§ WRITTEN REQUEST
Take every line from the listing below that includes "Peak" and copy it.

§ Dataset entries on figures
>> Begin

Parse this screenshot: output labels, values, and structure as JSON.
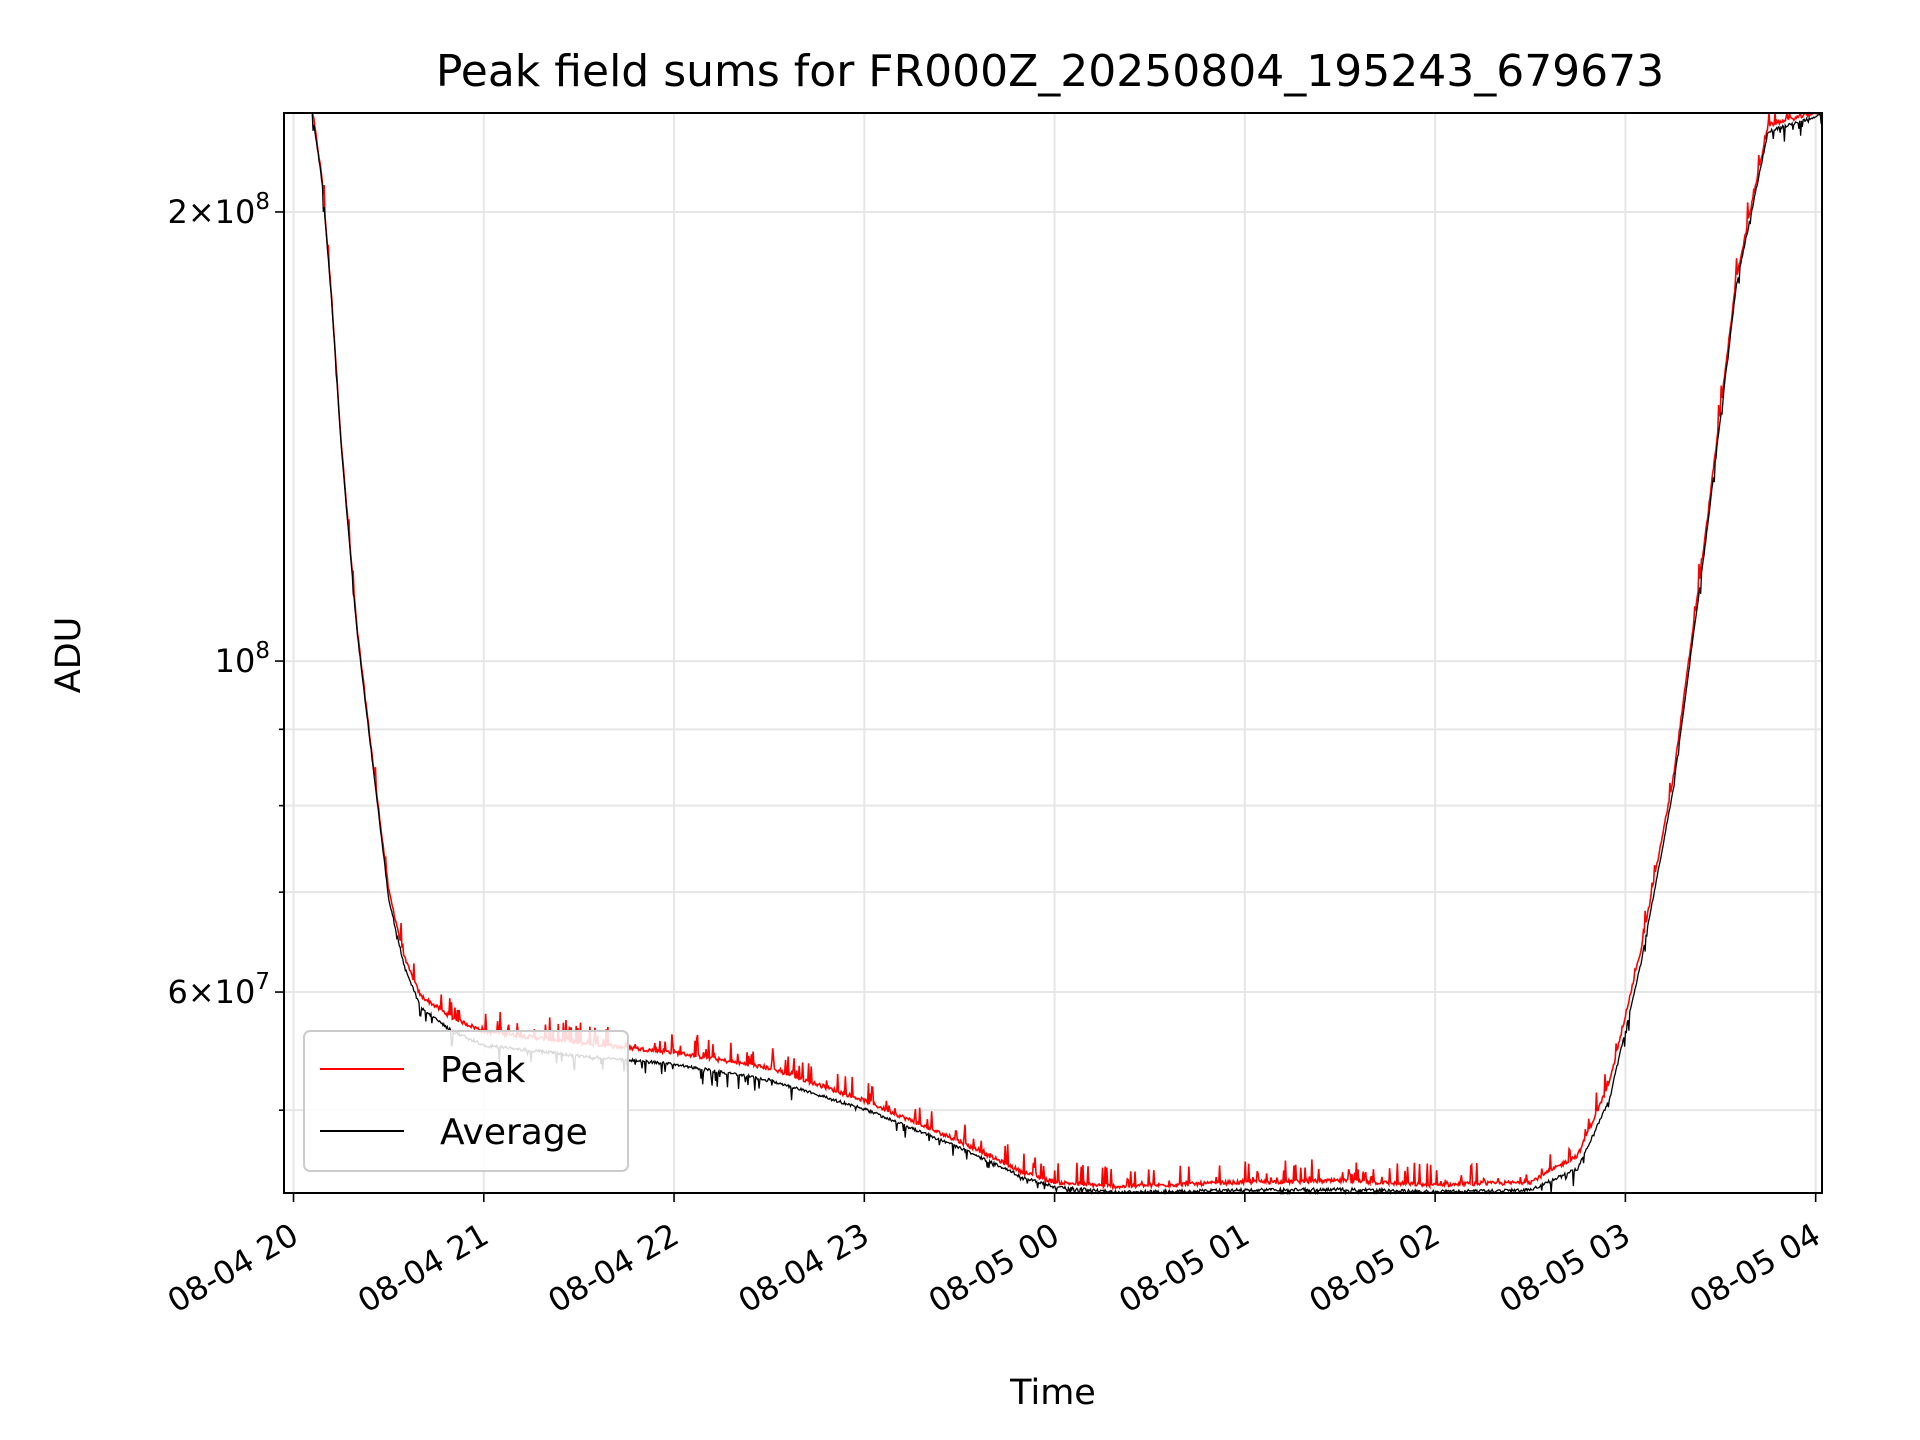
{
  "chart_data": {
    "type": "line",
    "title": "Peak field sums for FR000Z_20250804_195243_679673",
    "xlabel": "Time",
    "ylabel": "ADU",
    "x_axis": {
      "kind": "datetime",
      "range": [
        "2025-08-04 19:57",
        "2025-08-05 04:02"
      ],
      "ticks": [
        {
          "value": "2025-08-04 20:00",
          "label": "08-04 20"
        },
        {
          "value": "2025-08-04 21:00",
          "label": "08-04 21"
        },
        {
          "value": "2025-08-04 22:00",
          "label": "08-04 22"
        },
        {
          "value": "2025-08-04 23:00",
          "label": "08-04 23"
        },
        {
          "value": "2025-08-05 00:00",
          "label": "08-05 00"
        },
        {
          "value": "2025-08-05 01:00",
          "label": "08-05 01"
        },
        {
          "value": "2025-08-05 02:00",
          "label": "08-05 02"
        },
        {
          "value": "2025-08-05 03:00",
          "label": "08-05 03"
        },
        {
          "value": "2025-08-05 04:00",
          "label": "08-05 04"
        }
      ],
      "tick_label_rotation_deg": 30
    },
    "y_axis": {
      "scale": "log",
      "range": [
        44000000,
        233000000
      ],
      "major_ticks": [
        {
          "value": 100000000,
          "mantissa": "",
          "base": "10",
          "exponent": "8"
        },
        {
          "value": 200000000,
          "mantissa": "2",
          "base": "10",
          "exponent": "8"
        },
        {
          "value": 60000000,
          "mantissa": "6",
          "base": "10",
          "exponent": "7"
        }
      ],
      "minor_ticks": [
        50000000,
        70000000,
        80000000,
        90000000
      ]
    },
    "grid": true,
    "legend": {
      "placement": "lower-left"
    },
    "series": [
      {
        "name": "Peak",
        "color": "#ff0000",
        "noise": "spiky-up",
        "points": [
          [
            "2025-08-04 19:57",
            233000000
          ],
          [
            "2025-08-04 20:06",
            233000000
          ],
          [
            "2025-08-04 20:09",
            210000000
          ],
          [
            "2025-08-04 20:12",
            175000000
          ],
          [
            "2025-08-04 20:15",
            140000000
          ],
          [
            "2025-08-04 20:20",
            105000000
          ],
          [
            "2025-08-04 20:26",
            82000000
          ],
          [
            "2025-08-04 20:30",
            70000000
          ],
          [
            "2025-08-04 20:35",
            63000000
          ],
          [
            "2025-08-04 20:40",
            59500000
          ],
          [
            "2025-08-04 20:50",
            57500000
          ],
          [
            "2025-08-04 21:00",
            56300000
          ],
          [
            "2025-08-04 21:30",
            55300000
          ],
          [
            "2025-08-04 22:00",
            54500000
          ],
          [
            "2025-08-04 22:30",
            53200000
          ],
          [
            "2025-08-04 23:00",
            50600000
          ],
          [
            "2025-08-04 23:30",
            47500000
          ],
          [
            "2025-08-04 23:50",
            45300000
          ],
          [
            "2025-08-05 00:00",
            44600000
          ],
          [
            "2025-08-05 00:20",
            44300000
          ],
          [
            "2025-08-05 01:00",
            44600000
          ],
          [
            "2025-08-05 01:30",
            44700000
          ],
          [
            "2025-08-05 02:00",
            44400000
          ],
          [
            "2025-08-05 02:30",
            44600000
          ],
          [
            "2025-08-05 02:45",
            46500000
          ],
          [
            "2025-08-05 02:55",
            52000000
          ],
          [
            "2025-08-05 03:05",
            64000000
          ],
          [
            "2025-08-05 03:15",
            83000000
          ],
          [
            "2025-08-05 03:25",
            120000000
          ],
          [
            "2025-08-05 03:35",
            180000000
          ],
          [
            "2025-08-05 03:45",
            228000000
          ],
          [
            "2025-08-05 04:02",
            233000000
          ]
        ]
      },
      {
        "name": "Average",
        "color": "#000000",
        "noise": "spiky-down",
        "points": [
          [
            "2025-08-04 19:57",
            233000000
          ],
          [
            "2025-08-04 20:06",
            233000000
          ],
          [
            "2025-08-04 20:09",
            210000000
          ],
          [
            "2025-08-04 20:12",
            175000000
          ],
          [
            "2025-08-04 20:15",
            140000000
          ],
          [
            "2025-08-04 20:20",
            105000000
          ],
          [
            "2025-08-04 20:26",
            82000000
          ],
          [
            "2025-08-04 20:30",
            69500000
          ],
          [
            "2025-08-04 20:35",
            62500000
          ],
          [
            "2025-08-04 20:40",
            58800000
          ],
          [
            "2025-08-04 20:50",
            56600000
          ],
          [
            "2025-08-04 21:00",
            55400000
          ],
          [
            "2025-08-04 21:30",
            54500000
          ],
          [
            "2025-08-04 22:00",
            53800000
          ],
          [
            "2025-08-04 22:30",
            52500000
          ],
          [
            "2025-08-04 23:00",
            50200000
          ],
          [
            "2025-08-04 23:30",
            47300000
          ],
          [
            "2025-08-04 23:50",
            45200000
          ],
          [
            "2025-08-05 00:00",
            44500000
          ],
          [
            "2025-08-05 00:20",
            44150000
          ],
          [
            "2025-08-05 01:00",
            44300000
          ],
          [
            "2025-08-05 01:30",
            44350000
          ],
          [
            "2025-08-05 02:00",
            44200000
          ],
          [
            "2025-08-05 02:30",
            44300000
          ],
          [
            "2025-08-05 02:45",
            45800000
          ],
          [
            "2025-08-05 02:55",
            51000000
          ],
          [
            "2025-08-05 03:05",
            63000000
          ],
          [
            "2025-08-05 03:15",
            82000000
          ],
          [
            "2025-08-05 03:25",
            119000000
          ],
          [
            "2025-08-05 03:35",
            179000000
          ],
          [
            "2025-08-05 03:45",
            227000000
          ],
          [
            "2025-08-05 04:02",
            233000000
          ]
        ]
      }
    ]
  }
}
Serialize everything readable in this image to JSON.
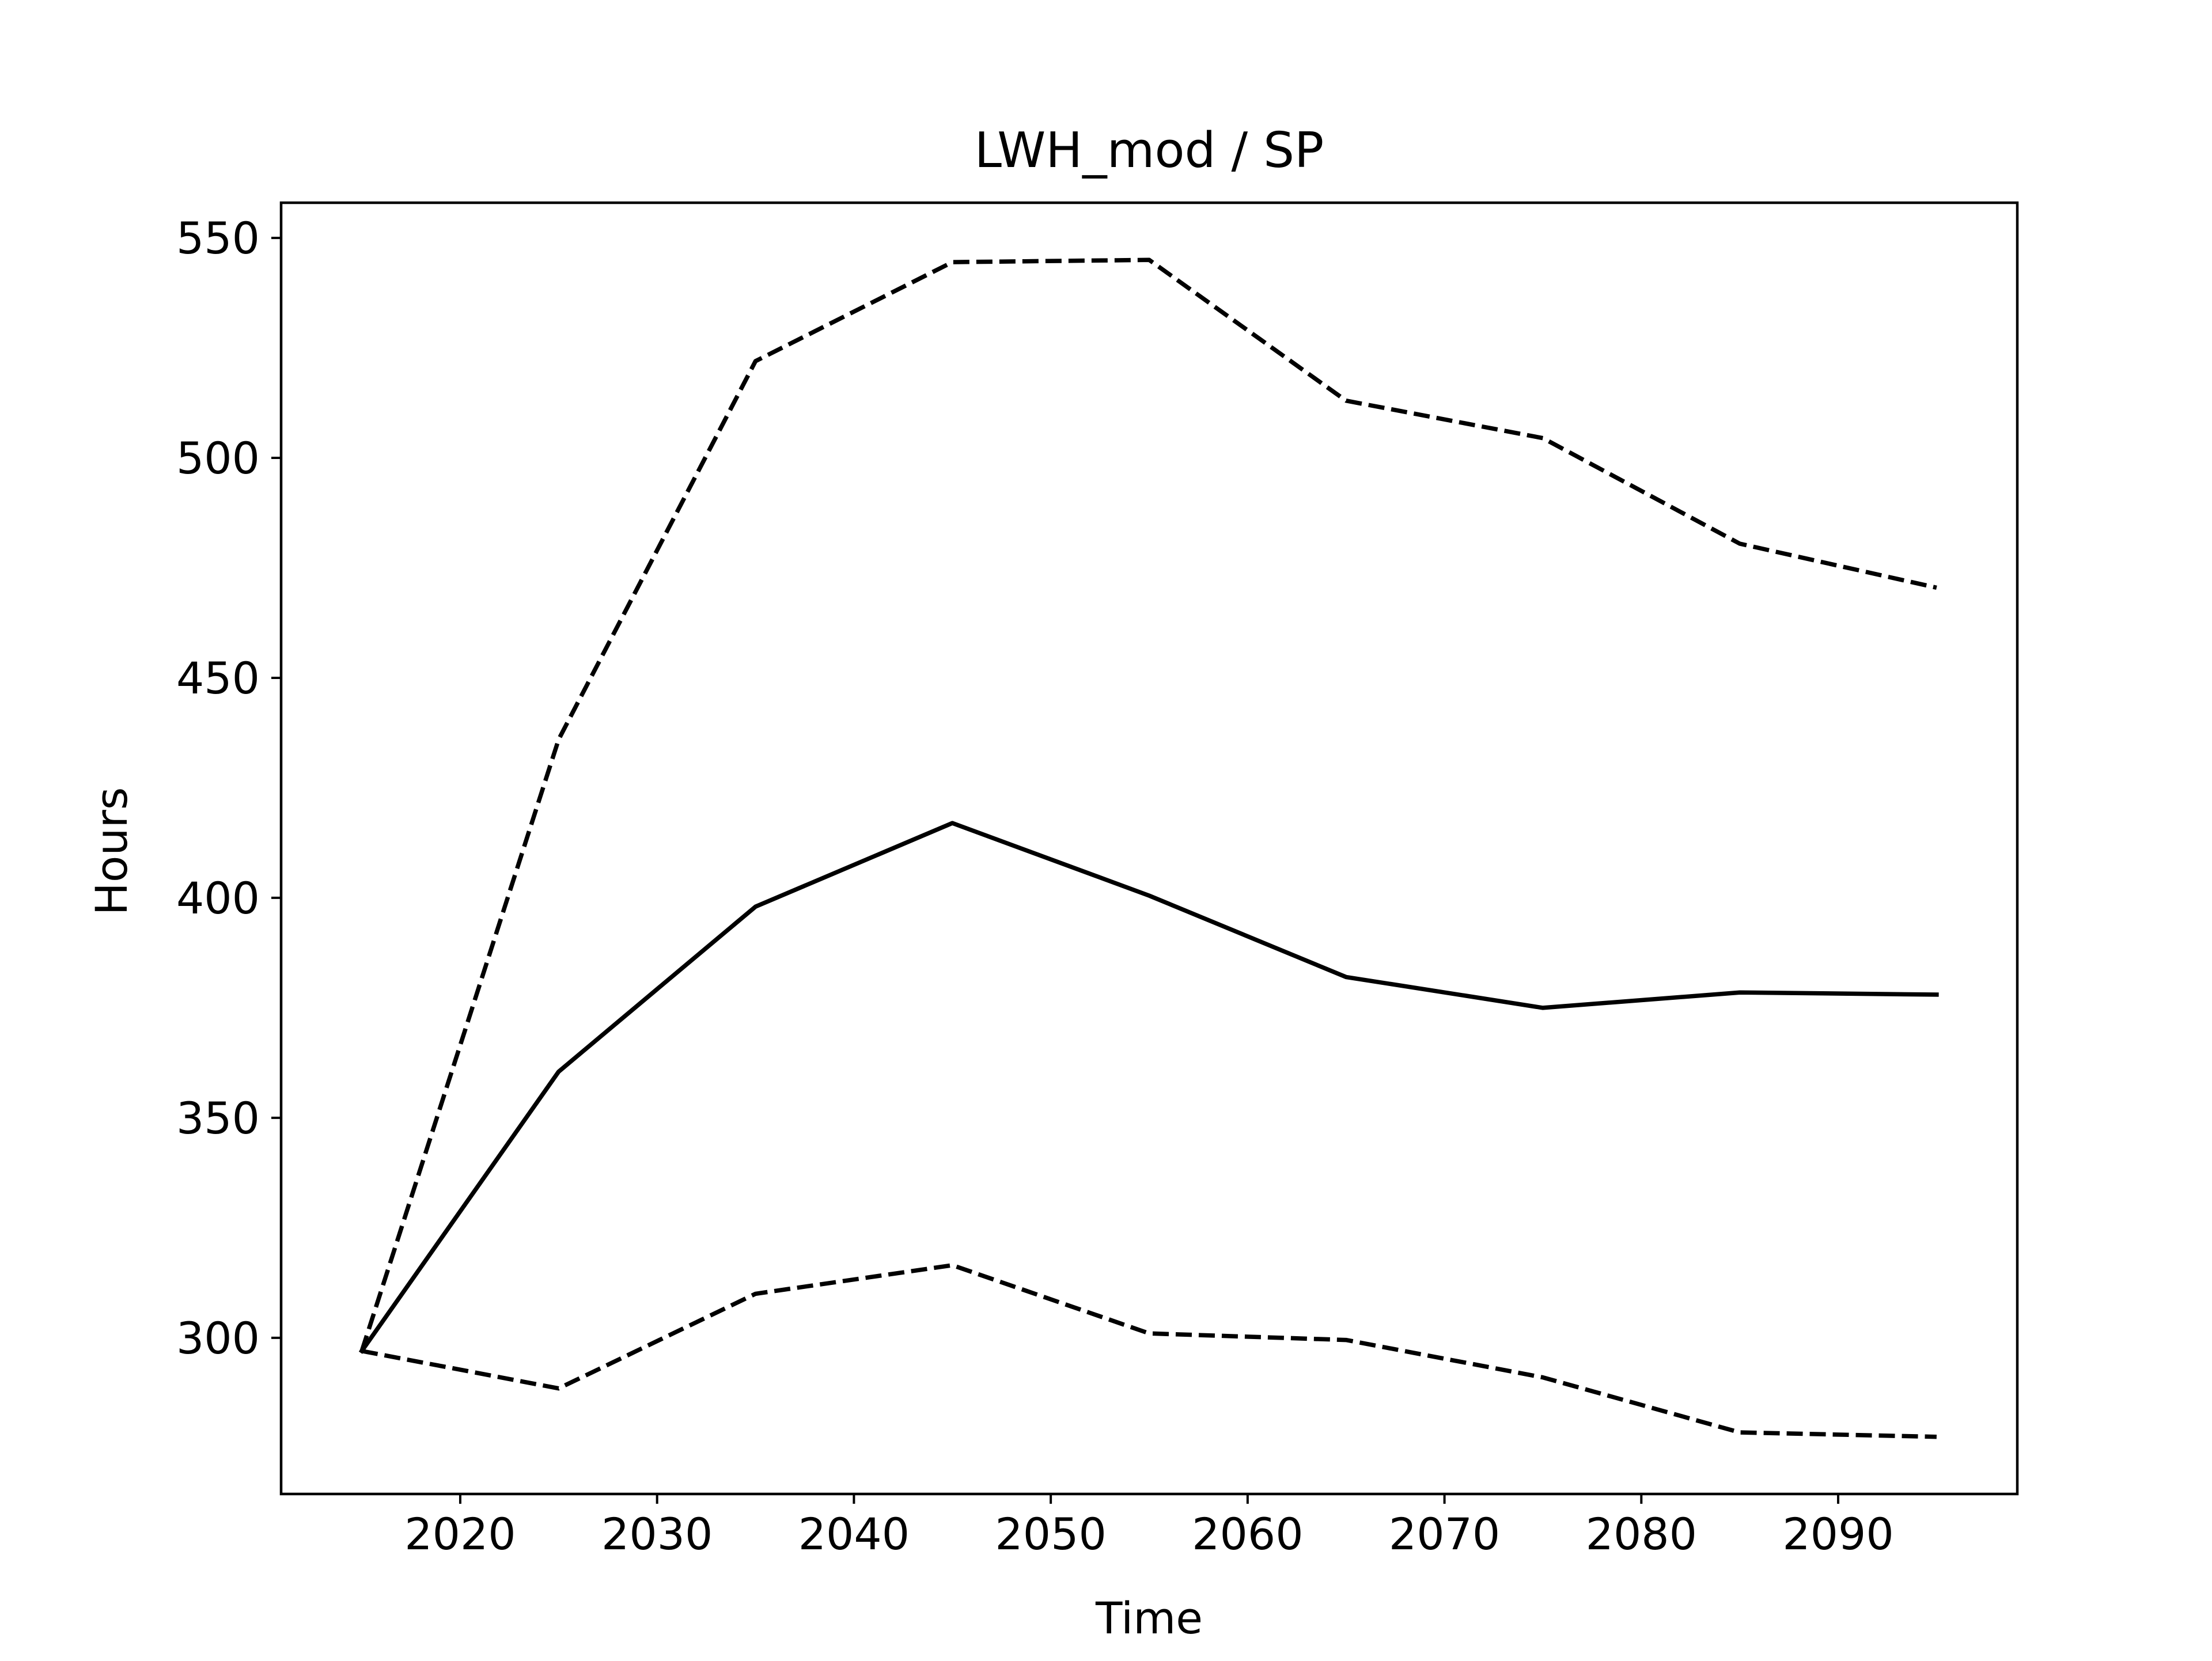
{
  "chart_data": {
    "type": "line",
    "title": "LWH_mod / SP",
    "xlabel": "Time",
    "ylabel": "Hours",
    "x": [
      2015,
      2025,
      2035,
      2045,
      2055,
      2065,
      2075,
      2085,
      2095
    ],
    "xlim": [
      2010.9,
      2099.1
    ],
    "ylim": [
      264.5,
      558
    ],
    "xticks": [
      2020,
      2030,
      2040,
      2050,
      2060,
      2070,
      2080,
      2090
    ],
    "yticks": [
      300,
      350,
      400,
      450,
      500,
      550
    ],
    "grid": false,
    "series": [
      {
        "style": "solid",
        "color": "#000000",
        "values": [
          297,
          360.5,
          398,
          417,
          400.5,
          382,
          375,
          378.5,
          378
        ]
      },
      {
        "style": "dashed",
        "color": "#000000",
        "values": [
          297,
          436,
          522,
          544.5,
          545,
          513,
          504.5,
          480.5,
          470.5
        ]
      },
      {
        "style": "dashed",
        "color": "#000000",
        "values": [
          297,
          288.5,
          310,
          316.5,
          301,
          299.5,
          291,
          278.5,
          277.5
        ]
      }
    ]
  }
}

>> End

§ PROBLEM SOLUTION
    "title": "Peak field sums for FR000Z_20250804_195243_679673",
        "name": "Peak",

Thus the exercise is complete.